### The exercise
Write out the records beneath this line exactly as they appear, minus any images.

[Collected data entries]
-- Begin --

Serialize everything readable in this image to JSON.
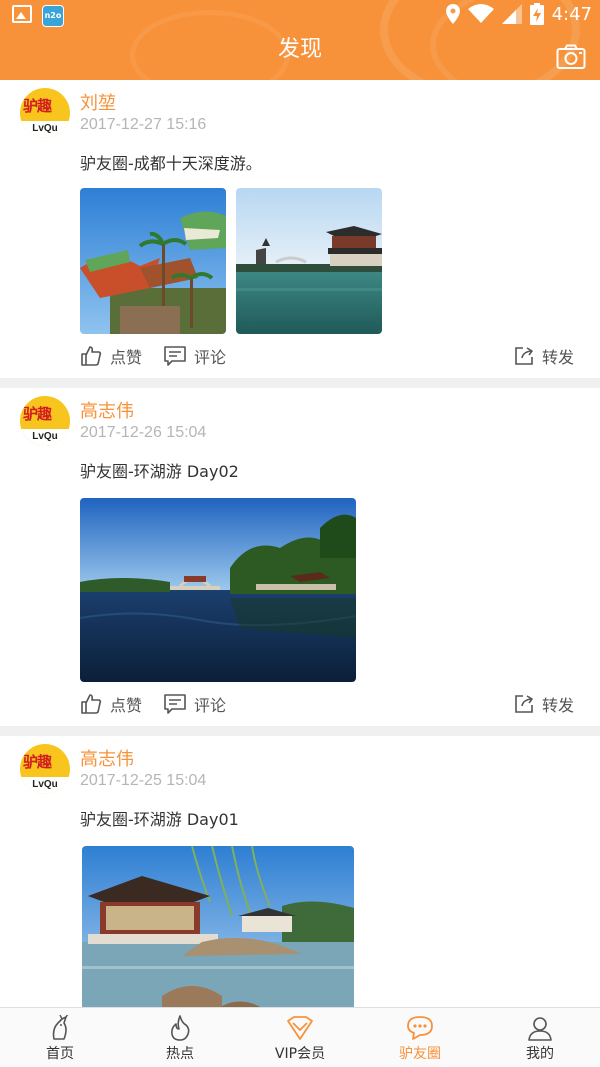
{
  "status_bar": {
    "time": "4:47",
    "app_icon_text": "n2o"
  },
  "header": {
    "title": "发现"
  },
  "posts": [
    {
      "name": "刘堃",
      "time": "2017-12-27 15:16",
      "text": "驴友圈-成都十天深度游。",
      "photo_count": 2,
      "photo_descriptions": [
        "dinosaur-park",
        "chinese-pavilion-lake"
      ],
      "like_label": "点赞",
      "comment_label": "评论",
      "share_label": "转发"
    },
    {
      "name": "高志伟",
      "time": "2017-12-26 15:04",
      "text": "驴友圈-环湖游 Day02",
      "photo_count": 1,
      "photo_descriptions": [
        "lake-bridge"
      ],
      "like_label": "点赞",
      "comment_label": "评论",
      "share_label": "转发"
    },
    {
      "name": "高志伟",
      "time": "2017-12-25 15:04",
      "text": "驴友圈-环湖游 Day01",
      "photo_count": 1,
      "photo_descriptions": [
        "pavilion-willow"
      ]
    }
  ],
  "avatar": {
    "logo_text": "驴趣",
    "logo_sub": "LvQu"
  },
  "bottom_nav": [
    {
      "label": "首页",
      "icon": "home-icon"
    },
    {
      "label": "热点",
      "icon": "flame-icon"
    },
    {
      "label": "VIP会员",
      "icon": "vip-icon"
    },
    {
      "label": "驴友圈",
      "icon": "chat-icon",
      "active": true
    },
    {
      "label": "我的",
      "icon": "user-icon"
    }
  ],
  "colors": {
    "accent": "#f7923a",
    "timestamp": "#b5b5b5"
  }
}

-- End --

### Correct response
Serialize everything readable in this image to JSON.
{
  "status_bar": {
    "time": "4:47",
    "app_icon_text": "n2o"
  },
  "header": {
    "title": "发现"
  },
  "posts": [
    {
      "name": "刘堃",
      "time": "2017-12-27 15:16",
      "text": "驴友圈-成都十天深度游。",
      "photo_count": 2,
      "photo_descriptions": [
        "dinosaur-park",
        "chinese-pavilion-lake"
      ],
      "like_label": "点赞",
      "comment_label": "评论",
      "share_label": "转发"
    },
    {
      "name": "高志伟",
      "time": "2017-12-26 15:04",
      "text": "驴友圈-环湖游 Day02",
      "photo_count": 1,
      "photo_descriptions": [
        "lake-bridge"
      ],
      "like_label": "点赞",
      "comment_label": "评论",
      "share_label": "转发"
    },
    {
      "name": "高志伟",
      "time": "2017-12-25 15:04",
      "text": "驴友圈-环湖游 Day01",
      "photo_count": 1,
      "photo_descriptions": [
        "pavilion-willow"
      ]
    }
  ],
  "avatar": {
    "logo_text": "驴趣",
    "logo_sub": "LvQu"
  },
  "bottom_nav": [
    {
      "label": "首页",
      "icon": "home-icon"
    },
    {
      "label": "热点",
      "icon": "flame-icon"
    },
    {
      "label": "VIP会员",
      "icon": "vip-icon"
    },
    {
      "label": "驴友圈",
      "icon": "chat-icon",
      "active": true
    },
    {
      "label": "我的",
      "icon": "user-icon"
    }
  ],
  "colors": {
    "accent": "#f7923a",
    "timestamp": "#b5b5b5"
  }
}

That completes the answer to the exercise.